***** MATERIAL PROVIDED *****

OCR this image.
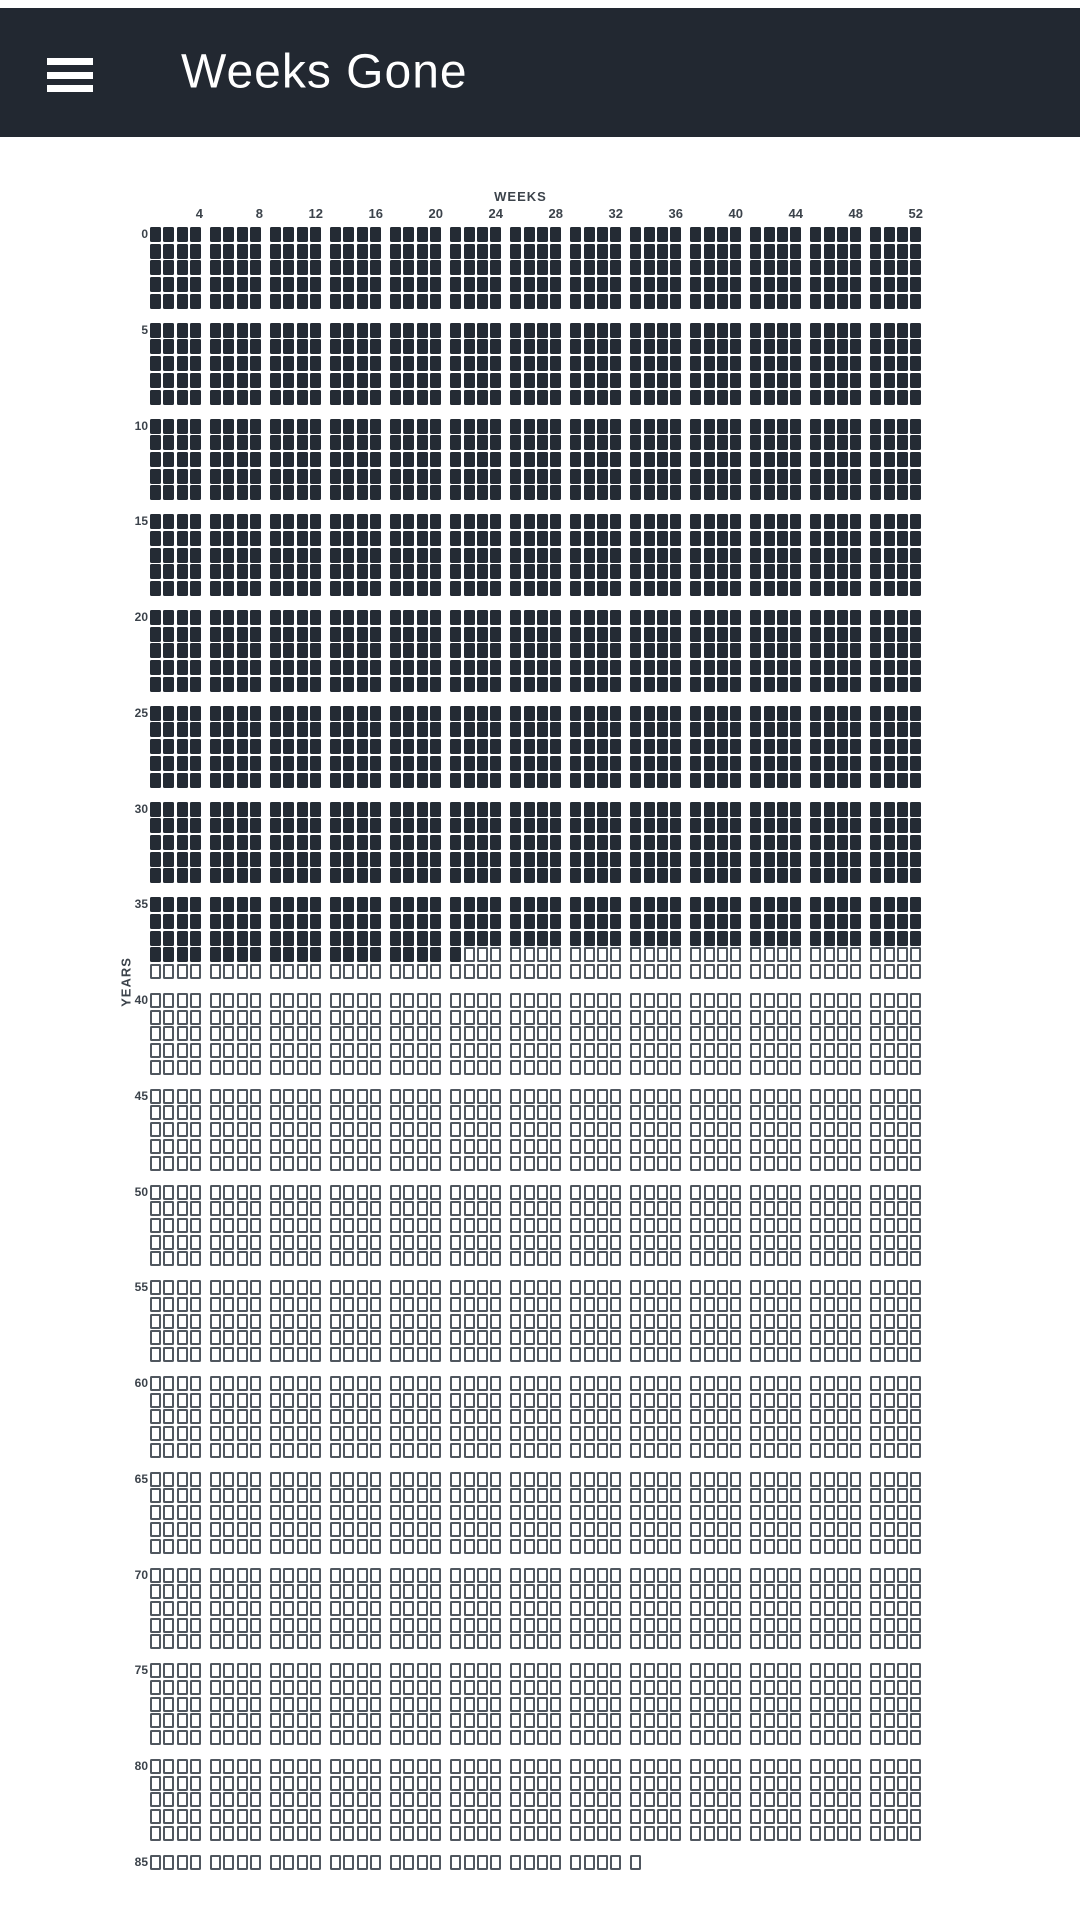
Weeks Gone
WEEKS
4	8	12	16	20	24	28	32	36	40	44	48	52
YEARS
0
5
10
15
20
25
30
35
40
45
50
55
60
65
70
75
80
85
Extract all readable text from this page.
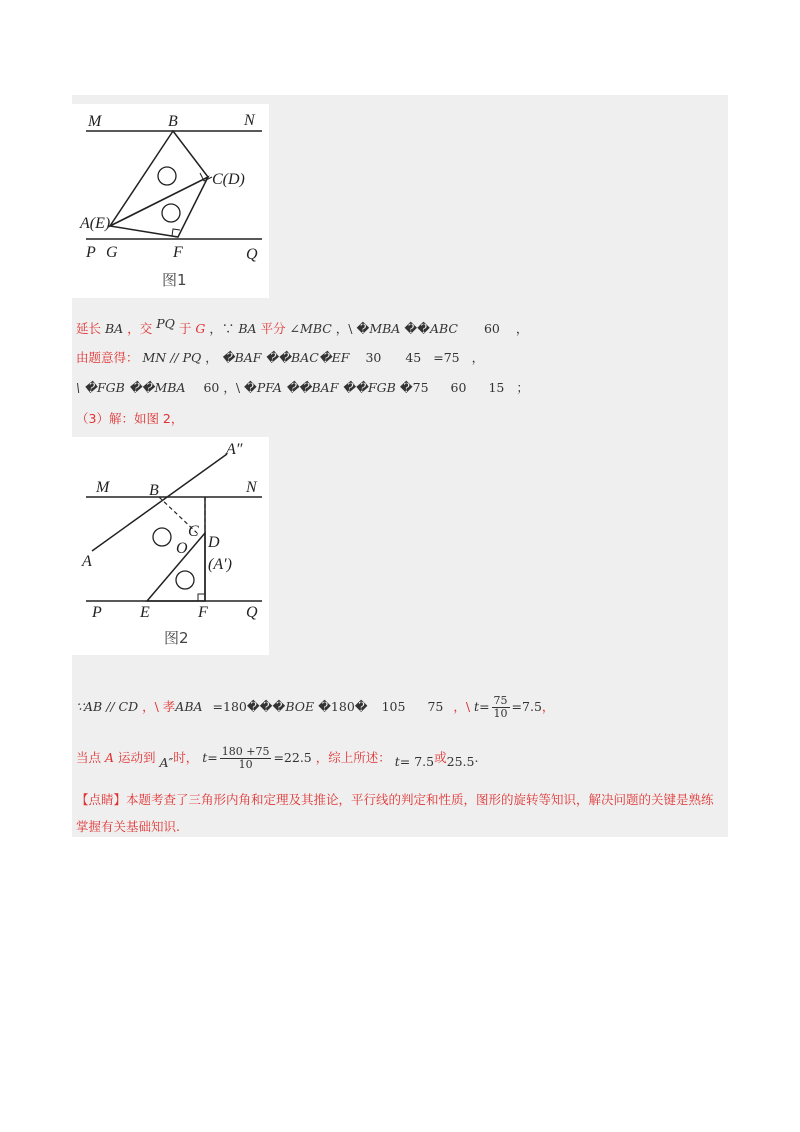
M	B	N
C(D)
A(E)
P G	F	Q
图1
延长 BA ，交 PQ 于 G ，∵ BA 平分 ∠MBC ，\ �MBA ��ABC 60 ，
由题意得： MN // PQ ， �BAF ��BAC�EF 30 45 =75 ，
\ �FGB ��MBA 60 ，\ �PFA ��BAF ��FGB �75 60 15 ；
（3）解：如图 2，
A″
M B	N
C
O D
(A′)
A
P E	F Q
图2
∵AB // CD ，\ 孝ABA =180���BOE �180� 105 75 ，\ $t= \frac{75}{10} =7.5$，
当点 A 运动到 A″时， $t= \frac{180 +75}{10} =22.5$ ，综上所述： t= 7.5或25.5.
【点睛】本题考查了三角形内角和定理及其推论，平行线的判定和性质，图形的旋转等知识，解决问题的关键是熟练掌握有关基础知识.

*****

__WRITTEN INSTRUCTION__. Scan the data above and copy every line with "frac" in it.

__REPLY TO THE EXERCISE__.
∵AB // CD ，\ 孝ABA =180���BOE �180� 105 75 ，\ $t= \frac{75}{10} =7.5$，
当点 A 运动到 A″时， $t= \frac{180 +75}{10} =22.5$ ，综上所述： t= 7.5或25.5.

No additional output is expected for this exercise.